──────── Passage fourni ────────

OCTOBRE 2016

Et c’est édité chez Plon !

par François MAULD D’AYMÉE


« Et il relut Kant, et il le comprit, ou crut le comprendre. »
BAUDELAIRE

On ne peut, on ne devrait, pour l’estime que tout un chacun serait consciencieusement porté à attacher envers sa propre personne, trouver le réflexe de qualifier un livre d’ennuyeux. La lecture n’est pas un divertissement. Plus précisément, elle peut s’accorder de contenir une part de divertissement, mais elle n’est et ne sera jamais purement qu’un divertissement, dépouillé de toute autre substance.
Un livre peut se dire d’être médiocre, drôle, éthéré, sacré, génial, inspiré, travaillé, raté, maladroit, mais ennuyeux, par pitié non ! Jamais. Il s’avère digne d’intérêt, donc il mérite d’être lu, ou l’est peu, ou ne l’est pas.
Car payer de son poids par la somme des amusettes récréatives qu’il distille, à l’instar du symbolique autant que désormais consacré roman de gare, promu au statut de livre de chevet du peuple, non plus en armes, mais plastronné de diplômes, trahit d’une perte de capacité de l’individu à considérer autrement de la valeur d’un produit de l’intellect que par celle de la jouissance en tant qu’interaction avec un objet de loisir, dans un monde où le non-moi tangible voit peu à peu se colorier l’intégralité de ses sujets en sources d’agrément, au même titre que des vacances ennuyeuses, un parc à thème ennuyeux, ou encore un film avec Jennifer Aniston et Owen Wilson ennuyeux. L’ennui, mot nouveau car redéfini par notre modernité, c’est tout ce qui caractérise ce qui ne réussit pas, ce qui ne parvient pas à touiller dans la marmite d’agitation fiévreuse du frais produit individu, ce fameux clone-robot festiviste.

────────

Objectif 1 »
Quelle phrase de Baudelaire est citée en exergue du passage ?
Objectif 2 »
Recopiez mot pour mot le passage, depuis « par François MAULD » jusqu'à « ne l’est pas. » inclus.

──────── Données brutes ────────

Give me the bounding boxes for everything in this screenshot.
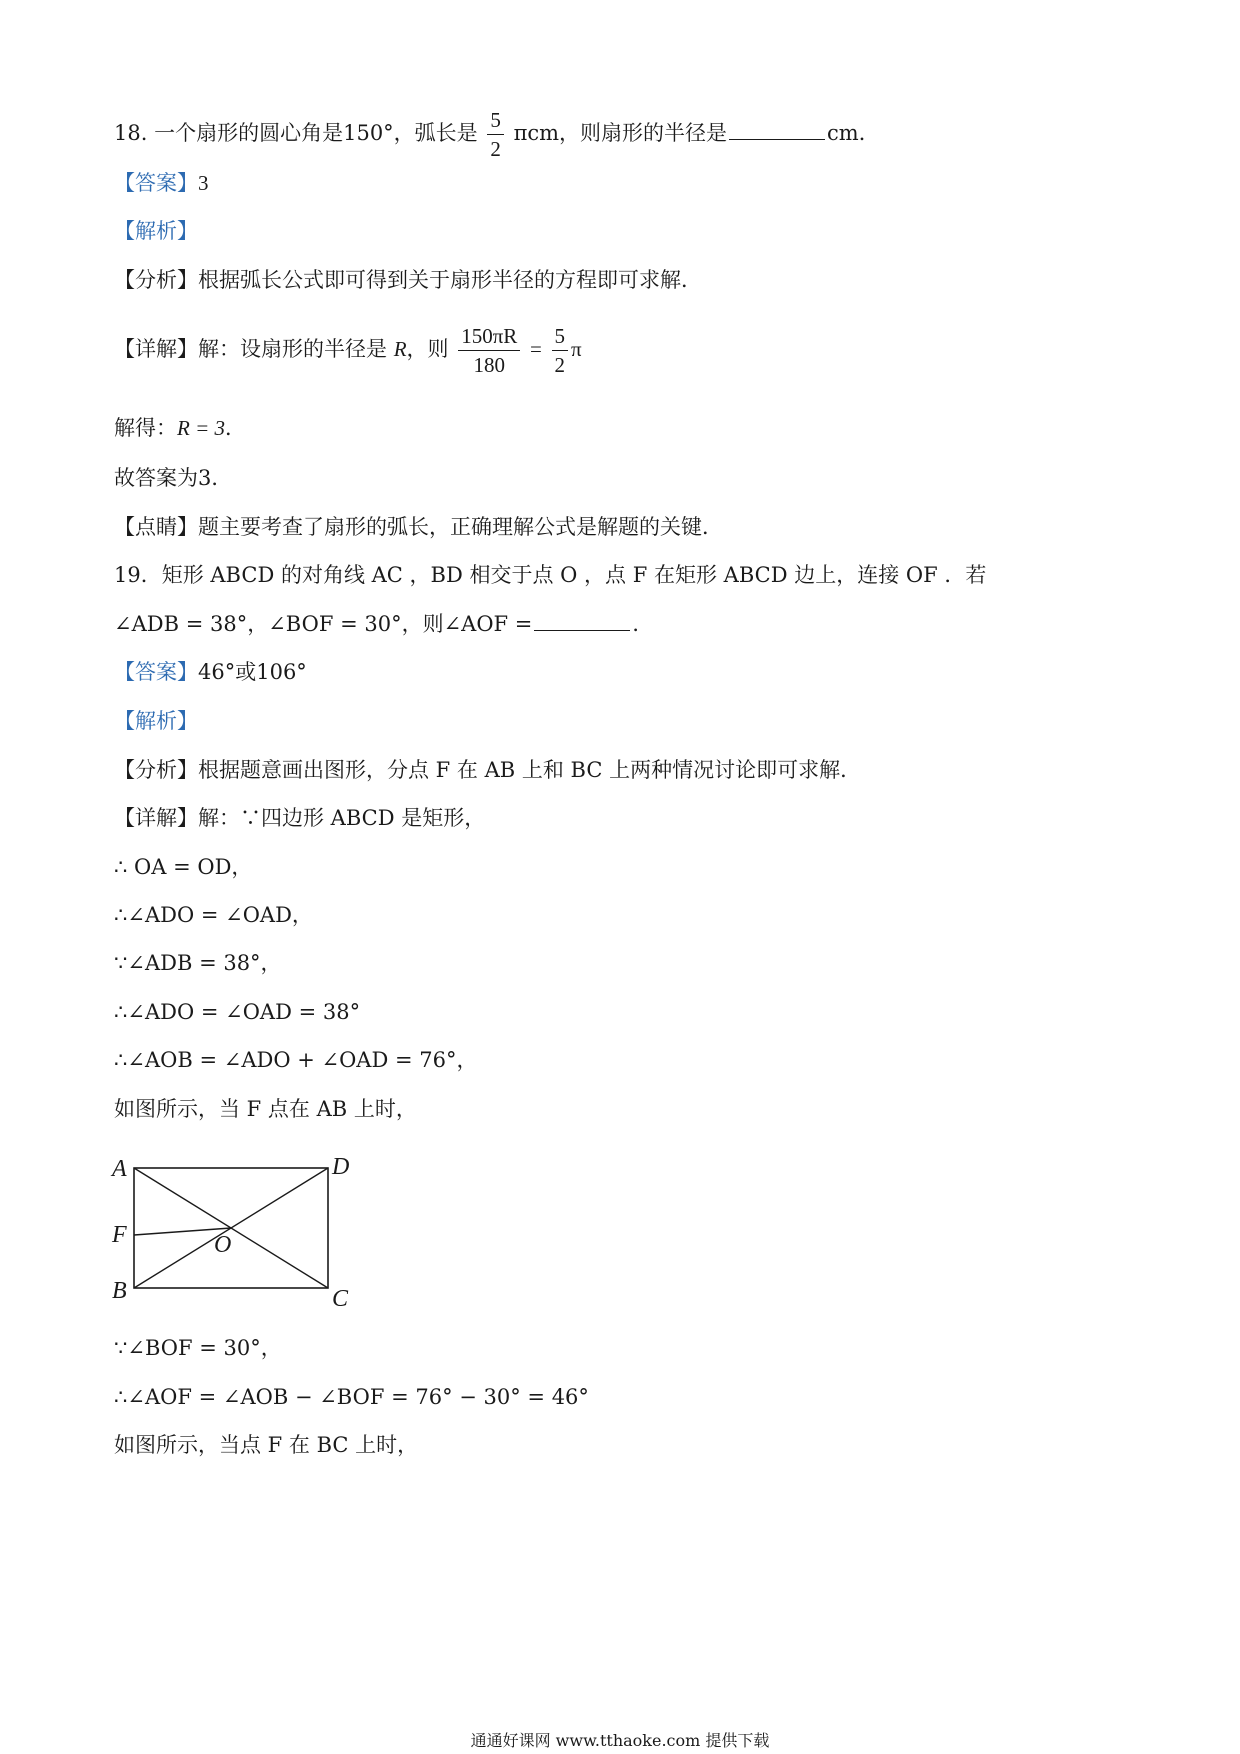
q18-fenxi-text: 根据弧长公式即可得到关于扇形半径的方程即可求解． [198,268,702,292]
label-c: C [332,1286,349,1312]
q18-text2: πcm，则扇形的半径是 [513,121,728,145]
q19-case1: 如图所示，当 F 点在 AB 上时， [114,1097,417,1121]
q18-text1: 一个扇形的圆心角是150°，弧长是 [154,121,478,145]
q18-frac-den: 2 [490,137,501,161]
q18-xiangjie [114,322,582,379]
q19-question-line2 [114,609,653,639]
q19-line2-b: ． [632,612,654,636]
q18-eq-left-fraction [458,322,520,379]
label-f: F [112,1222,127,1248]
page-footer: 通通好课网 www.tthaoke.com 提供下载 [470,1731,770,1750]
q19-step: ∴∠ADO = ∠OAD， [114,903,313,927]
q19-fenxi-text: 根据题意画出图形，分点 F 在 AB 上和 BC 上两种情况讨论即可求解． [198,758,862,782]
q18-text3: cm． [827,121,880,145]
q18-eq-den: 180 [473,353,505,377]
q18-xiangjie-label: 【详解】 [114,337,198,361]
q19-xiangjie-label: 【详解】 [114,806,198,830]
q19-after2: ∴∠AOF = ∠AOB − ∠BOF = 76° − 30° = 46° [114,1385,589,1409]
q19-step: ∴∠ADO = ∠OAD = 38° [114,1000,361,1024]
q19-case2: 如图所示，当点 F 在 BC 上时， [114,1433,419,1457]
q18-question [114,106,880,163]
q18-eq-pi: π [571,337,582,361]
label-b: B [112,1278,127,1304]
rectangle-figure [110,1148,370,1318]
q19-answer-label: 【答案】 [114,660,198,684]
q18-jiede-eq: R = 3 [177,416,225,440]
q19-fenxi [114,755,861,785]
q19-step: ∵∠ADB = 38°， [114,951,282,975]
q19-line2-a: ∠ADB = 38°，∠BOF = 30°，则∠AOF = [114,612,533,636]
q19-fenxi-label: 【分析】 [114,758,198,782]
q19-jiexi-label: 【解析】 [114,709,198,733]
q18-eq-rnum: 5 [552,322,569,351]
q18-guda: 故答案为3． [114,466,233,490]
q18-fenxi-label: 【分析】 [114,268,198,292]
q18-dianjing-label: 【点睛】 [114,515,198,539]
q18-answer-label: 【答案】 [114,171,198,195]
label-o: O [214,1232,232,1258]
q19-answer [114,657,307,687]
q18-dianjing-text: 题主要考查了扇形的弧长，正确理解公式是解题的关键． [198,515,723,539]
q19-question-line1: 19．矩形 ABCD 的对角线 AC ，BD 相交于点 O ，点 F 在矩形 ABCD 边上，连接 OF ．若 [114,563,987,587]
q18-eq-num: 150πR [458,322,520,351]
label-d: D [332,1154,350,1180]
q18-eq-rden: 2 [554,353,566,377]
q18-answer-value: 3 [198,171,209,195]
q19-xiangjie [114,803,485,833]
q18-frac-num: 5 [487,106,504,135]
q18-fraction [487,106,504,163]
q18-comma-ze: ，则 [406,337,449,361]
q18-answer [114,168,209,198]
q18-eq-right-fraction [552,322,569,379]
q18-eq-mid: = [530,337,542,361]
q19-step: ∴∠AOB = ∠ADO + ∠OAD = 76°， [114,1048,478,1072]
q19-after1: ∵∠BOF = 30°， [114,1336,282,1360]
q19-xiangjie-text: 解：∵四边形 ABCD 是矩形， [198,806,486,830]
q18-number: 18. [114,121,148,145]
q18-var-r: R [393,337,407,361]
label-a: A [112,1156,127,1182]
q18-jiede-end: ． [225,416,246,440]
q19-step: ∴ OA = OD， [114,855,253,879]
q19-answer-blank [534,610,630,631]
q18-jiexi-label: 【解析】 [114,219,198,243]
q18-jiede-label: 解得： [114,416,177,440]
q19-answer-value: 46°或106° [198,660,307,684]
q18-xiangjie-text: 解：设扇形的半径是 [198,337,387,361]
q18-jiede [114,413,246,443]
q18-dianjing [114,512,723,542]
q18-answer-blank [729,119,825,140]
q18-fenxi [114,265,702,295]
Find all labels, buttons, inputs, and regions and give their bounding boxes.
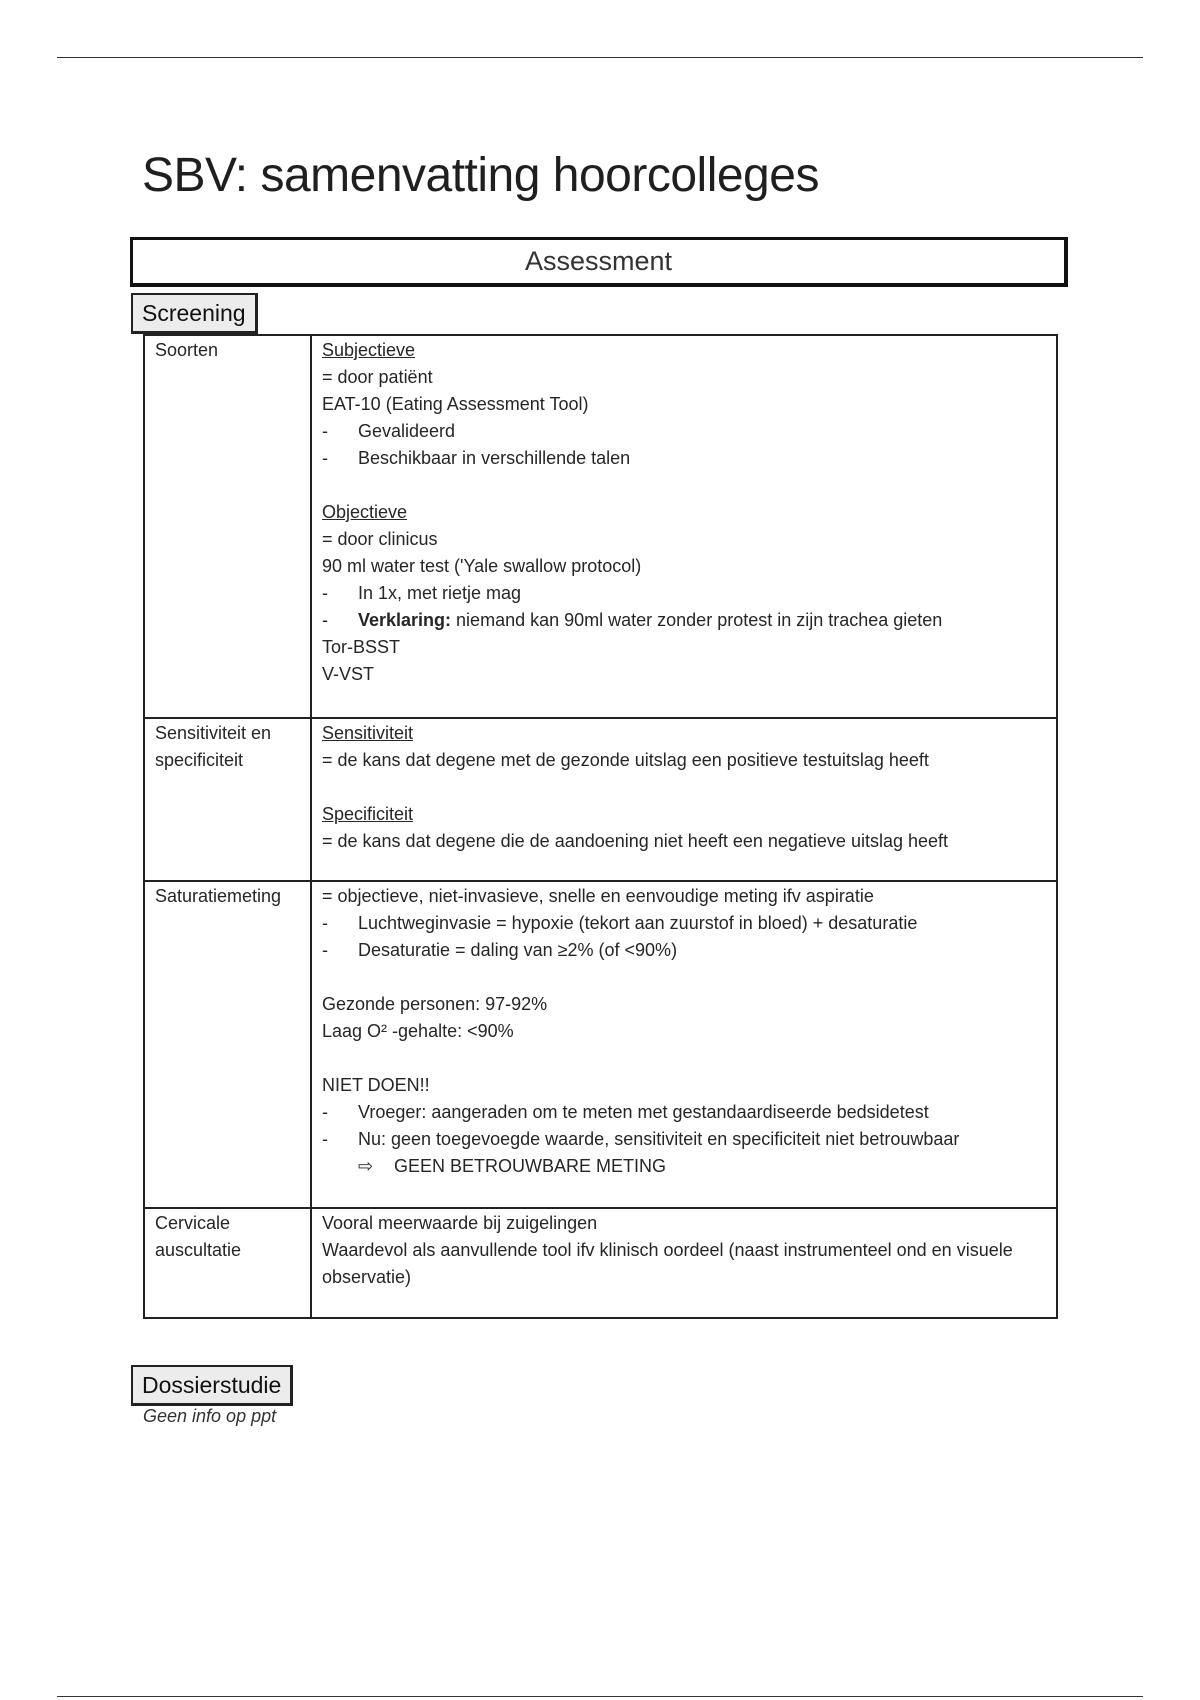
row-label-saturatie: Saturatiemeting bbox=[144, 881, 311, 1208]
table-row-saturatie bbox=[144, 881, 1057, 1208]
subjectieve-definition: = door patiënt bbox=[322, 367, 433, 387]
dossierstudie-label: Dossierstudie bbox=[131, 1365, 293, 1406]
page-title: SBV: samenvatting hoorcolleges bbox=[142, 149, 819, 202]
low-o2: Laag O² -gehalte: <90% bbox=[322, 1021, 514, 1041]
section-header-text: Assessment bbox=[524, 246, 673, 276]
bottom-rule bbox=[57, 1696, 1143, 1697]
v-vst: V-VST bbox=[322, 664, 375, 684]
cervicale-line1: Vooral meerwaarde bij zuigelingen bbox=[322, 1213, 598, 1233]
objectieve-definition: = door clinicus bbox=[322, 529, 438, 549]
row-label-sensitiviteit bbox=[144, 718, 311, 881]
specificiteit-definition: = de kans dat degene die de aandoening niet heeft een negatieve uitslag heeft bbox=[322, 831, 949, 851]
row-content-soorten bbox=[311, 335, 1057, 718]
verklaring-label: Verklaring: bbox=[358, 610, 452, 630]
list-item: - Desaturatie = daling van ≥2% (of <90%) bbox=[322, 937, 1046, 964]
saturatie-definition: = objectieve, niet-invasieve, snelle en eenvoudige meting ifv aspiratie bbox=[322, 886, 874, 906]
dossierstudie-note: Geen info op ppt bbox=[143, 1406, 277, 1426]
objectieve-heading: Objectieve bbox=[322, 502, 408, 522]
top-rule bbox=[57, 57, 1143, 58]
row-label-soorten: Soorten bbox=[144, 335, 311, 718]
row-content-cervicale bbox=[311, 1208, 1057, 1318]
row-label-line: Sensitiviteit en bbox=[155, 723, 272, 743]
list-item: - Beschikbaar in verschillende talen bbox=[322, 445, 1046, 472]
conclusion-text: GEEN BETROUWBARE METING bbox=[394, 1156, 667, 1176]
subjectieve-tool: EAT-10 (Eating Assessment Tool) bbox=[322, 394, 589, 414]
tor-bsst: Tor-BSST bbox=[322, 637, 401, 657]
specificiteit-heading: Specificiteit bbox=[322, 804, 414, 824]
cervicale-line2: Waardevol als aanvullende tool ifv klinisch oordeel (naast instrumenteel ond en visuele observatie) bbox=[322, 1240, 1013, 1287]
list-item: - Nu: geen toegevoegde waarde, sensitiviteit en specificiteit niet betrouwbaar bbox=[322, 1126, 1046, 1153]
list-item-verklaring bbox=[322, 607, 1046, 634]
subjectieve-heading: Subjectieve bbox=[322, 340, 416, 360]
row-label-cervicale bbox=[144, 1208, 311, 1318]
conclusion-line bbox=[322, 1153, 1046, 1180]
row-label-line: Cervicale bbox=[155, 1213, 231, 1233]
verklaring-text: niemand kan 90ml water zonder protest in zijn trachea gieten bbox=[451, 610, 943, 630]
list-item: - Vroeger: aangeraden om te meten met gestandaardiseerde bedsidetest bbox=[322, 1099, 1046, 1126]
table-row-cervicale bbox=[144, 1208, 1057, 1318]
list-item: - Luchtweginvasie = hypoxie (tekort aan zuurstof in bloed) + desaturatie bbox=[322, 910, 1046, 937]
table-row-soorten bbox=[144, 335, 1057, 718]
sensitiviteit-definition: = de kans dat degene met de gezonde uitslag een positieve testuitslag heeft bbox=[322, 750, 929, 770]
screening-label: Screening bbox=[131, 293, 258, 334]
row-label-line: specificiteit bbox=[155, 750, 244, 770]
row-label-line: auscultatie bbox=[155, 1240, 242, 1260]
screening-table bbox=[143, 334, 1058, 1319]
healthy-range: Gezonde personen: 97-92% bbox=[322, 994, 548, 1014]
objectieve-test: 90 ml water test ('Yale swallow protocol) bbox=[322, 556, 642, 576]
niet-doen: NIET DOEN!! bbox=[322, 1075, 430, 1095]
row-content-saturatie bbox=[311, 881, 1057, 1208]
section-header-assessment bbox=[130, 237, 1068, 287]
arrow-right-icon: ⇨ bbox=[358, 1156, 374, 1176]
list-item: - Gevalideerd bbox=[322, 418, 1046, 445]
list-item: - In 1x, met rietje mag bbox=[322, 580, 1046, 607]
sensitiviteit-heading: Sensitiviteit bbox=[322, 723, 414, 743]
row-content-sensitiviteit bbox=[311, 718, 1057, 881]
table-row-sensitiviteit bbox=[144, 718, 1057, 881]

────────

Résultat de la tâche 1 »
« Et il relut Kant, et il le comprit, ou crut le comprendre. »

Résultat de la tâche 2 »
par François MAULD D’AYMÉE


« Et il relut Kant, et il le comprit, ou crut le comprendre. »
BAUDELAIRE

On ne peut, on ne devrait, pour l’estime que tout un chacun serait consciencieusement porté à attacher envers sa propre personne, trouver le réflexe de qualifier un livre d’ennuyeux. La lecture n’est pas un divertissement. Plus précisément, elle peut s’accorder de contenir une part de divertissement, mais elle n’est et ne sera jamais purement qu’un divertissement, dépouillé de toute autre substance.
Un livre peut se dire d’être médiocre, drôle, éthéré, sacré, génial, inspiré, travaillé, raté, maladroit, mais ennuyeux, par pitié non ! Jamais. Il s’avère digne d’intérêt, donc il mérite d’être lu, ou l’est peu, ou ne l’est pas.